[Input for this task]

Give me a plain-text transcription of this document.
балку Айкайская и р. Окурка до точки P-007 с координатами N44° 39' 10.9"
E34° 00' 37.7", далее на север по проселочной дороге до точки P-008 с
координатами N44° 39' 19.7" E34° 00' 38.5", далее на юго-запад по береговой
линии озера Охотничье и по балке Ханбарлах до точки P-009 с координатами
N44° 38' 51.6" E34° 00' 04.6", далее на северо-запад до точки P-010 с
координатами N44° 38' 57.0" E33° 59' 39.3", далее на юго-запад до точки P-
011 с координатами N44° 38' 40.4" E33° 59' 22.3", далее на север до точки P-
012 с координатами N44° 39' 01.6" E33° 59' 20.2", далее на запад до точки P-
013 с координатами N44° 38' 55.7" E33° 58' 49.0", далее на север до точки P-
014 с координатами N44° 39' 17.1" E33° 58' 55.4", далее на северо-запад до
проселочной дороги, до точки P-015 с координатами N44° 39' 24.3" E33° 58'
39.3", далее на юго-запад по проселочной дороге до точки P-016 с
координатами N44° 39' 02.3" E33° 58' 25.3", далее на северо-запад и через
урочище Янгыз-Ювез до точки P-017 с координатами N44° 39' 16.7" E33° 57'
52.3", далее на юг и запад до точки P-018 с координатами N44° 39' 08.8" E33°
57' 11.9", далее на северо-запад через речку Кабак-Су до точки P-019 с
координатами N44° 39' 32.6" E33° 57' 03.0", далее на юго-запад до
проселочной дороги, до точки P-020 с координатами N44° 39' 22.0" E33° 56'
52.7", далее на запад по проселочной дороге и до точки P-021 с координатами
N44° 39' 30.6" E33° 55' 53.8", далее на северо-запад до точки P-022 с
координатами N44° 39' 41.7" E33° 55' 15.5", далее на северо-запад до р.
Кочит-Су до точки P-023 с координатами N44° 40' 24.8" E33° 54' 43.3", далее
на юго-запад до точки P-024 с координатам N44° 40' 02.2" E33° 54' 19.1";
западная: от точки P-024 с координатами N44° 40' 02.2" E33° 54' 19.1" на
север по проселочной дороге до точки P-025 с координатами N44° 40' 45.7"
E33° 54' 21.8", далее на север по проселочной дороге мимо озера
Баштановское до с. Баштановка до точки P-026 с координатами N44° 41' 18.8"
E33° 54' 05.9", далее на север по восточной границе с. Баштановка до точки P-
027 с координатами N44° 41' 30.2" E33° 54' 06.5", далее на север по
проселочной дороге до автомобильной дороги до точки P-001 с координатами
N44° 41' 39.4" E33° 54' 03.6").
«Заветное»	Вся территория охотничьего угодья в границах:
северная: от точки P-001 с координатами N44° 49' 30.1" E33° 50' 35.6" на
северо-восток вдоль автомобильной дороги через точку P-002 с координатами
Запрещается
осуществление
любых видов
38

[Exercise description]
Write the whole listing out again. Keep every line exactly as it is.

[Result for this task]
Give me a plain-text transcription of this document.
балку Айкайская и р. Окурка до точки P-007 с координатами N44° 39' 10.9"
E34° 00' 37.7", далее на север по проселочной дороге до точки P-008 с
координатами N44° 39' 19.7" E34° 00' 38.5", далее на юго-запад по береговой
линии озера Охотничье и по балке Ханбарлах до точки P-009 с координатами
N44° 38' 51.6" E34° 00' 04.6", далее на северо-запад до точки P-010 с
координатами N44° 38' 57.0" E33° 59' 39.3", далее на юго-запад до точки P-
011 с координатами N44° 38' 40.4" E33° 59' 22.3", далее на север до точки P-
012 с координатами N44° 39' 01.6" E33° 59' 20.2", далее на запад до точки P-
013 с координатами N44° 38' 55.7" E33° 58' 49.0", далее на север до точки P-
014 с координатами N44° 39' 17.1" E33° 58' 55.4", далее на северо-запад до
проселочной дороги, до точки P-015 с координатами N44° 39' 24.3" E33° 58'
39.3", далее на юго-запад по проселочной дороге до точки P-016 с
координатами N44° 39' 02.3" E33° 58' 25.3", далее на северо-запад и через
урочище Янгыз-Ювез до точки P-017 с координатами N44° 39' 16.7" E33° 57'
52.3", далее на юг и запад до точки P-018 с координатами N44° 39' 08.8" E33°
57' 11.9", далее на северо-запад через речку Кабак-Су до точки P-019 с
координатами N44° 39' 32.6" E33° 57' 03.0", далее на юго-запад до
проселочной дороги, до точки P-020 с координатами N44° 39' 22.0" E33° 56'
52.7", далее на запад по проселочной дороге и до точки P-021 с координатами
N44° 39' 30.6" E33° 55' 53.8", далее на северо-запад до точки P-022 с
координатами N44° 39' 41.7" E33° 55' 15.5", далее на северо-запад до р.
Кочит-Су до точки P-023 с координатами N44° 40' 24.8" E33° 54' 43.3", далее
на юго-запад до точки P-024 с координатам N44° 40' 02.2" E33° 54' 19.1";
западная: от точки P-024 с координатами N44° 40' 02.2" E33° 54' 19.1" на
север по проселочной дороге до точки P-025 с координатами N44° 40' 45.7"
E33° 54' 21.8", далее на север по проселочной дороге мимо озера
Баштановское до с. Баштановка до точки P-026 с координатами N44° 41' 18.8"
E33° 54' 05.9", далее на север по восточной границе с. Баштановка до точки P-
027 с координатами N44° 41' 30.2" E33° 54' 06.5", далее на север по
проселочной дороге до автомобильной дороги до точки P-001 с координатами
N44° 41' 39.4" E33° 54' 03.6").
«Заветное»	Вся территория охотничьего угодья в границах:
северная: от точки P-001 с координатами N44° 49' 30.1" E33° 50' 35.6" на
северо-восток вдоль автомобильной дороги через точку P-002 с координатами
Запрещается
осуществление
любых видов
38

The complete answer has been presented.